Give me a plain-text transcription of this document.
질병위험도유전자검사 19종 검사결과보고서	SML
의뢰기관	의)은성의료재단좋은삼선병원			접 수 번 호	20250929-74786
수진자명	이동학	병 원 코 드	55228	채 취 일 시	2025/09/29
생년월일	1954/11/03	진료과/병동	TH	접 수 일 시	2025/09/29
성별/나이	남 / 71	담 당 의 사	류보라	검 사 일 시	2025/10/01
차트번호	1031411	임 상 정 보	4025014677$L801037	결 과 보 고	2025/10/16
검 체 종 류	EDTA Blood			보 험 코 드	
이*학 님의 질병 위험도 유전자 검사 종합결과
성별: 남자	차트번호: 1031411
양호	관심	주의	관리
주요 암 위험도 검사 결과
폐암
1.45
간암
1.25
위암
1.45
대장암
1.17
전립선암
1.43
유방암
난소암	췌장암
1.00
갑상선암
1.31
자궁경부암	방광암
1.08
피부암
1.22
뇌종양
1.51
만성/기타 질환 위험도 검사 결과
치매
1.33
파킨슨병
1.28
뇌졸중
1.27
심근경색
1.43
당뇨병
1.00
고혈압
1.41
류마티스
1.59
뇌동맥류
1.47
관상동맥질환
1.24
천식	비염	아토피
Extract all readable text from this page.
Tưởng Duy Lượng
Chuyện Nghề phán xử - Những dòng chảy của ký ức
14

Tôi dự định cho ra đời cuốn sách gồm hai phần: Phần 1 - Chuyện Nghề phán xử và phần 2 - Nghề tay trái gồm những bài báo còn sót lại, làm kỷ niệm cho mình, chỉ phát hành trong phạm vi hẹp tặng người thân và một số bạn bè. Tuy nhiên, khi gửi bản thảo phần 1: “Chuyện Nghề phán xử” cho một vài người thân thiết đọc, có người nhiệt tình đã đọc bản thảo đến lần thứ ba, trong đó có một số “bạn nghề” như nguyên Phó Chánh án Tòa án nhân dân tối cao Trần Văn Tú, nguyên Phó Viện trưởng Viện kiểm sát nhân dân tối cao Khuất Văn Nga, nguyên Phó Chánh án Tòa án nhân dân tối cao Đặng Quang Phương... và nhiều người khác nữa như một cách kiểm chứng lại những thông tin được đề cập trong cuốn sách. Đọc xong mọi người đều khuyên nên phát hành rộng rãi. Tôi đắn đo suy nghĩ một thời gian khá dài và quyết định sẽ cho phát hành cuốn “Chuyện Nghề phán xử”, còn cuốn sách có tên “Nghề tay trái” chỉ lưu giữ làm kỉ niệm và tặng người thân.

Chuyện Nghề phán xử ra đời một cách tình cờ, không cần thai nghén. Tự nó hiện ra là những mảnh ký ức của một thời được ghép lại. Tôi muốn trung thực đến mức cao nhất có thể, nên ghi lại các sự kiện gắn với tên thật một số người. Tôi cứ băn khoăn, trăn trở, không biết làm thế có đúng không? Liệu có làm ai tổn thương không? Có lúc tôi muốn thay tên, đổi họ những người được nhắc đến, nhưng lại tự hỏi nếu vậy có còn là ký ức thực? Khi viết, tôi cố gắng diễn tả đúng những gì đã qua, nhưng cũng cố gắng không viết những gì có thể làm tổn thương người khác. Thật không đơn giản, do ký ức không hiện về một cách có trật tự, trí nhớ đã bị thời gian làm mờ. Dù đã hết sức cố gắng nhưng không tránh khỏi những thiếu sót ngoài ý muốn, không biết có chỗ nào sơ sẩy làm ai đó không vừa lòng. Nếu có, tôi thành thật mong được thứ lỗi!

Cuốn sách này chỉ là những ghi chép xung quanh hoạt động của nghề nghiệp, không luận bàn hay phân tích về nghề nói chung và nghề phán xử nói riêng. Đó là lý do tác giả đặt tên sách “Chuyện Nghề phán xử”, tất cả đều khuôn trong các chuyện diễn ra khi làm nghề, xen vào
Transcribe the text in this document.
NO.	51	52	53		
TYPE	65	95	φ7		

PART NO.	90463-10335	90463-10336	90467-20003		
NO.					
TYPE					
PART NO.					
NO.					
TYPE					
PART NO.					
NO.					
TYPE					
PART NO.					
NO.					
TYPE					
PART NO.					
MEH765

━━━━━━━━━━━━━━━━━━━━━━━━━━━━━━

What needs to be done: Beginning at the line that holds "Transcribe the text in this document.", reproduce each line of the records above down to and including the last one.

In response:
Transcribe the text in this document.
NO.	51	52	53		
TYPE	65	95	φ7		

PART NO.	90463-10335	90463-10336	90467-20003		
NO.					
TYPE					
PART NO.					
NO.					
TYPE					
PART NO.					
NO.					
TYPE					
PART NO.					
NO.					
TYPE					
PART NO.					
MEH765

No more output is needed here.